#### [Do this]
Give the data again, word for word.

•••

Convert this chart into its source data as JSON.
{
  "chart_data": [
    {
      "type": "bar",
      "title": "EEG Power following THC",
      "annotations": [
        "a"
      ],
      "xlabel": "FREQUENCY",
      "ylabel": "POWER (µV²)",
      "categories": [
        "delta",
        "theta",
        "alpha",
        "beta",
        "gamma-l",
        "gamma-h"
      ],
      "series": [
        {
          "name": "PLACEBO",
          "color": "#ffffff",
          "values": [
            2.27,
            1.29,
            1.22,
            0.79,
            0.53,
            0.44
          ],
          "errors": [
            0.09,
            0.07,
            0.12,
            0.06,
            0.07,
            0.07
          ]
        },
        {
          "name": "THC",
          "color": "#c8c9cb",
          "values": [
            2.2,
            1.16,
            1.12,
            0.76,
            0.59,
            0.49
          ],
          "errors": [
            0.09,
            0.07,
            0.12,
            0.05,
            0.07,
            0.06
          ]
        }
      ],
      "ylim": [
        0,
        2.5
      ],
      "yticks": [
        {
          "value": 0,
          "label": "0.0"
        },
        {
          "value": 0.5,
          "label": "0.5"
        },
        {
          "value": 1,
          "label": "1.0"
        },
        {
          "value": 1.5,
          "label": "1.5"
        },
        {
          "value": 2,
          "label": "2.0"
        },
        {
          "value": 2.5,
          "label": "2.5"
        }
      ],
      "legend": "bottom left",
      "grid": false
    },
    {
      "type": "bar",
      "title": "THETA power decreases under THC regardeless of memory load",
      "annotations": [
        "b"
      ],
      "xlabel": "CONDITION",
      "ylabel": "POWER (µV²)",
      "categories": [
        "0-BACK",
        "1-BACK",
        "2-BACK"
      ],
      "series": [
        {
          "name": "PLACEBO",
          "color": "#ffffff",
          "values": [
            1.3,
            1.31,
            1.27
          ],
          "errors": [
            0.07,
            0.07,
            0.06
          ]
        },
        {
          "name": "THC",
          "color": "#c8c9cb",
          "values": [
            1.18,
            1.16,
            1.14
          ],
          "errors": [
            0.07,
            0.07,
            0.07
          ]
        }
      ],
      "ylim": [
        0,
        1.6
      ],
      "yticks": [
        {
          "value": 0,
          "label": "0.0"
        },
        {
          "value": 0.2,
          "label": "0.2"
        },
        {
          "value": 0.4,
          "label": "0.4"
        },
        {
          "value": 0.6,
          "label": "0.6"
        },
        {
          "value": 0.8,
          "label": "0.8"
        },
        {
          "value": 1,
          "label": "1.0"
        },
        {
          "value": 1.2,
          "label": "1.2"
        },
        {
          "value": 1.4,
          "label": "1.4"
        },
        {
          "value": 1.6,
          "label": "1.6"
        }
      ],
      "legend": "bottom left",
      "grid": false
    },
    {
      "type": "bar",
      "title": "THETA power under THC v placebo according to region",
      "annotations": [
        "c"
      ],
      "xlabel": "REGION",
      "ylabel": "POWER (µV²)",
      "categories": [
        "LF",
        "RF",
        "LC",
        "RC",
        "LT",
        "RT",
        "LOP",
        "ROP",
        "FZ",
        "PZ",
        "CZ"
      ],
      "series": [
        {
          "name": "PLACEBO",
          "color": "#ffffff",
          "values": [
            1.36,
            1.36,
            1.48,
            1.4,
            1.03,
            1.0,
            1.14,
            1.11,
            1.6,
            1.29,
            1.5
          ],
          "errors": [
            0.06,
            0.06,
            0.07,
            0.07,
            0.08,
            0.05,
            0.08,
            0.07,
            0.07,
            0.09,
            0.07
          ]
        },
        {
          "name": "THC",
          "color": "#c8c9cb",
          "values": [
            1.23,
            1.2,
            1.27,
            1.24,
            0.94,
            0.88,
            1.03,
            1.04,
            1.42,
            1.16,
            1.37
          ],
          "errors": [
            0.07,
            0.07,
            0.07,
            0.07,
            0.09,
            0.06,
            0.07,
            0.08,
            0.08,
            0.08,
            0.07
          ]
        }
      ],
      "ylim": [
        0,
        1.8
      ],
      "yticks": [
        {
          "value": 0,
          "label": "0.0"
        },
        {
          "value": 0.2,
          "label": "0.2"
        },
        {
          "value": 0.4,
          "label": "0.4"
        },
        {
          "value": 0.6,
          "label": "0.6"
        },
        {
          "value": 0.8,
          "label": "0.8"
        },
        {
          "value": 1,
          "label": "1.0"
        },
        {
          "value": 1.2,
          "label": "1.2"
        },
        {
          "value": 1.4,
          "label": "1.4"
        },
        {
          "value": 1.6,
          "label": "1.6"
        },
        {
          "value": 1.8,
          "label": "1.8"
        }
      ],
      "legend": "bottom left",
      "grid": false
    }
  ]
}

•••

#### [Written reply]
Convert this chart into its source data as JSON.
{
  "chart_data": [
    {
      "type": "bar",
      "title": "EEG Power following THC",
      "annotations": [
        "a"
      ],
      "xlabel": "FREQUENCY",
      "ylabel": "POWER (µV²)",
      "categories": [
        "delta",
        "theta",
        "alpha",
        "beta",
        "gamma-l",
        "gamma-h"
      ],
      "series": [
        {
          "name": "PLACEBO",
          "color": "#ffffff",
          "values": [
            2.27,
            1.29,
            1.22,
            0.79,
            0.53,
            0.44
          ],
          "errors": [
            0.09,
            0.07,
            0.12,
            0.06,
            0.07,
            0.07
          ]
        },
        {
          "name": "THC",
          "color": "#c8c9cb",
          "values": [
            2.2,
            1.16,
            1.12,
            0.76,
            0.59,
            0.49
          ],
          "errors": [
            0.09,
            0.07,
            0.12,
            0.05,
            0.07,
            0.06
          ]
        }
      ],
      "ylim": [
        0,
        2.5
      ],
      "yticks": [
        {
          "value": 0,
          "label": "0.0"
        },
        {
          "value": 0.5,
          "label": "0.5"
        },
        {
          "value": 1,
          "label": "1.0"
        },
        {
          "value": 1.5,
          "label": "1.5"
        },
        {
          "value": 2,
          "label": "2.0"
        },
        {
          "value": 2.5,
          "label": "2.5"
        }
      ],
      "legend": "bottom left",
      "grid": false
    },
    {
      "type": "bar",
      "title": "THETA power decreases under THC regardeless of memory load",
      "annotations": [
        "b"
      ],
      "xlabel": "CONDITION",
      "ylabel": "POWER (µV²)",
      "categories": [
        "0-BACK",
        "1-BACK",
        "2-BACK"
      ],
      "series": [
        {
          "name": "PLACEBO",
          "color": "#ffffff",
          "values": [
            1.3,
            1.31,
            1.27
          ],
          "errors": [
            0.07,
            0.07,
            0.06
          ]
        },
        {
          "name": "THC",
          "color": "#c8c9cb",
          "values": [
            1.18,
            1.16,
            1.14
          ],
          "errors": [
            0.07,
            0.07,
            0.07
          ]
        }
      ],
      "ylim": [
        0,
        1.6
      ],
      "yticks": [
        {
          "value": 0,
          "label": "0.0"
        },
        {
          "value": 0.2,
          "label": "0.2"
        },
        {
          "value": 0.4,
          "label": "0.4"
        },
        {
          "value": 0.6,
          "label": "0.6"
        },
        {
          "value": 0.8,
          "label": "0.8"
        },
        {
          "value": 1,
          "label": "1.0"
        },
        {
          "value": 1.2,
          "label": "1.2"
        },
        {
          "value": 1.4,
          "label": "1.4"
        },
        {
          "value": 1.6,
          "label": "1.6"
        }
      ],
      "legend": "bottom left",
      "grid": false
    },
    {
      "type": "bar",
      "title": "THETA power under THC v placebo according to region",
      "annotations": [
        "c"
      ],
      "xlabel": "REGION",
      "ylabel": "POWER (µV²)",
      "categories": [
        "LF",
        "RF",
        "LC",
        "RC",
        "LT",
        "RT",
        "LOP",
        "ROP",
        "FZ",
        "PZ",
        "CZ"
      ],
      "series": [
        {
          "name": "PLACEBO",
          "color": "#ffffff",
          "values": [
            1.36,
            1.36,
            1.48,
            1.4,
            1.03,
            1.0,
            1.14,
            1.11,
            1.6,
            1.29,
            1.5
          ],
          "errors": [
            0.06,
            0.06,
            0.07,
            0.07,
            0.08,
            0.05,
            0.08,
            0.07,
            0.07,
            0.09,
            0.07
          ]
        },
        {
          "name": "THC",
          "color": "#c8c9cb",
          "values": [
            1.23,
            1.2,
            1.27,
            1.24,
            0.94,
            0.88,
            1.03,
            1.04,
            1.42,
            1.16,
            1.37
          ],
          "errors": [
            0.07,
            0.07,
            0.07,
            0.07,
            0.09,
            0.06,
            0.07,
            0.08,
            0.08,
            0.08,
            0.07
          ]
        }
      ],
      "ylim": [
        0,
        1.8
      ],
      "yticks": [
        {
          "value": 0,
          "label": "0.0"
        },
        {
          "value": 0.2,
          "label": "0.2"
        },
        {
          "value": 0.4,
          "label": "0.4"
        },
        {
          "value": 0.6,
          "label": "0.6"
        },
        {
          "value": 0.8,
          "label": "0.8"
        },
        {
          "value": 1,
          "label": "1.0"
        },
        {
          "value": 1.2,
          "label": "1.2"
        },
        {
          "value": 1.4,
          "label": "1.4"
        },
        {
          "value": 1.6,
          "label": "1.6"
        },
        {
          "value": 1.8,
          "label": "1.8"
        }
      ],
      "legend": "bottom left",
      "grid": false
    }
  ]
}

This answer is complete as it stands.